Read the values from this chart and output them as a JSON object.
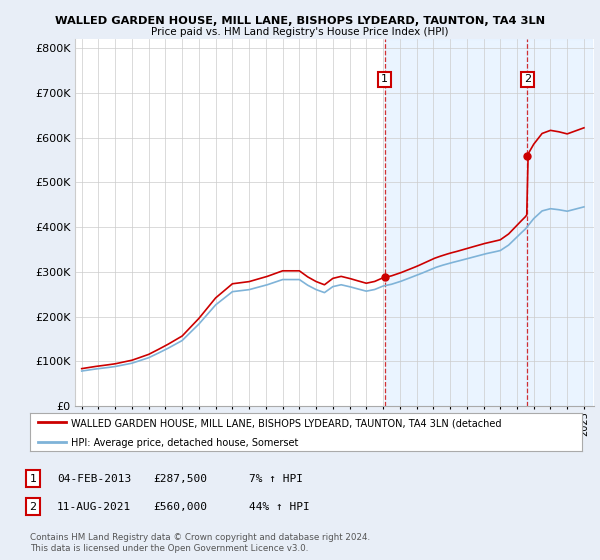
{
  "title": "WALLED GARDEN HOUSE, MILL LANE, BISHOPS LYDEARD, TAUNTON, TA4 3LN",
  "subtitle": "Price paid vs. HM Land Registry's House Price Index (HPI)",
  "bg_color": "#e8eef7",
  "plot_bg_color": "#ffffff",
  "ylim": [
    0,
    820000
  ],
  "yticks": [
    0,
    100000,
    200000,
    300000,
    400000,
    500000,
    600000,
    700000,
    800000
  ],
  "ytick_labels": [
    "£0",
    "£100K",
    "£200K",
    "£300K",
    "£400K",
    "£500K",
    "£600K",
    "£700K",
    "£800K"
  ],
  "sale1_year": 2013.09,
  "sale1_price": 287500,
  "sale2_year": 2021.61,
  "sale2_price": 560000,
  "hpi_color": "#7fb3d8",
  "price_color": "#cc0000",
  "shade_color": "#ddeeff",
  "legend_label1": "WALLED GARDEN HOUSE, MILL LANE, BISHOPS LYDEARD, TAUNTON, TA4 3LN (detached",
  "legend_label2": "HPI: Average price, detached house, Somerset",
  "note1_label": "1",
  "note1_date": "04-FEB-2013",
  "note1_price": "£287,500",
  "note1_hpi": "7% ↑ HPI",
  "note2_label": "2",
  "note2_date": "11-AUG-2021",
  "note2_price": "£560,000",
  "note2_hpi": "44% ↑ HPI",
  "footer": "Contains HM Land Registry data © Crown copyright and database right 2024.\nThis data is licensed under the Open Government Licence v3.0."
}
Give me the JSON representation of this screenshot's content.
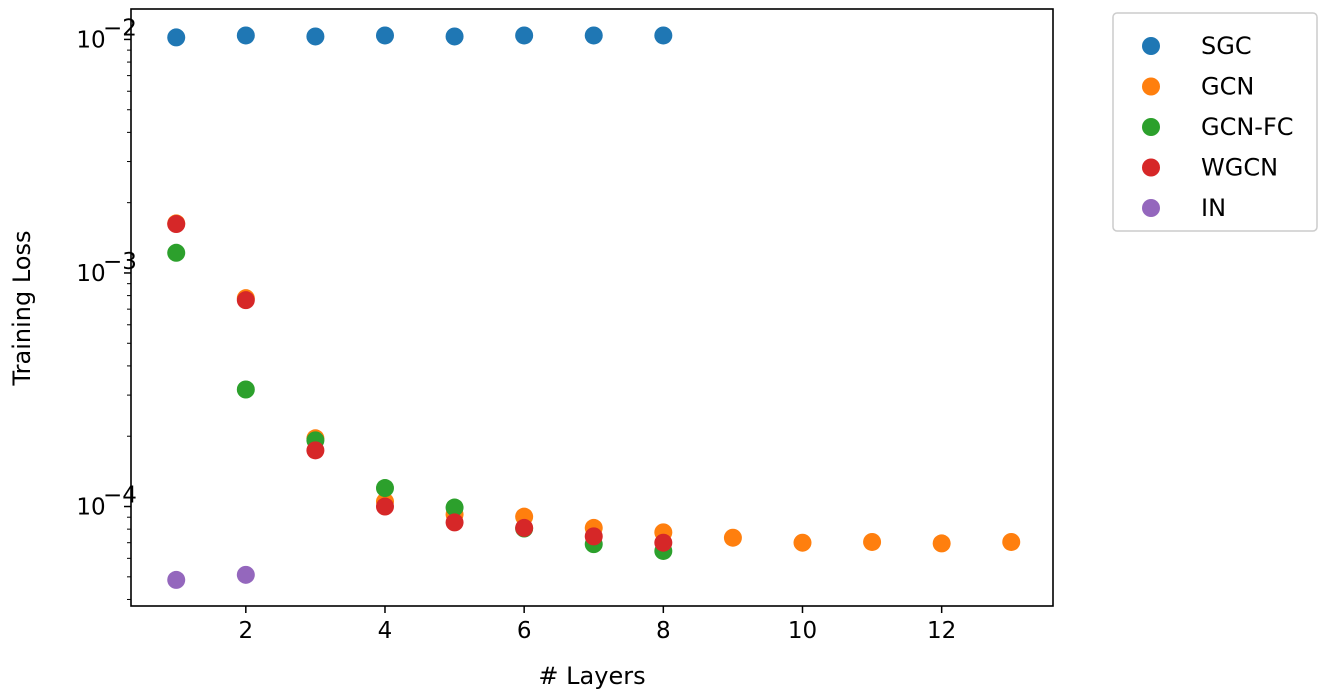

• • • • •

_EXERCISE INSTRUCTIONS_
Find the word "WALLED" in the material, then list each line that holds it.

_RIGHT ANSWER_
  "title": "WALLED GARDEN HOUSE, MILL LANE, BISHOPS LYDEARD, TAUNTON, TA4 3LN",
  "legend_label1": "WALLED GARDEN HOUSE, MILL LANE, BISHOPS LYDEARD, TAUNTON, TA4 3LN (detached",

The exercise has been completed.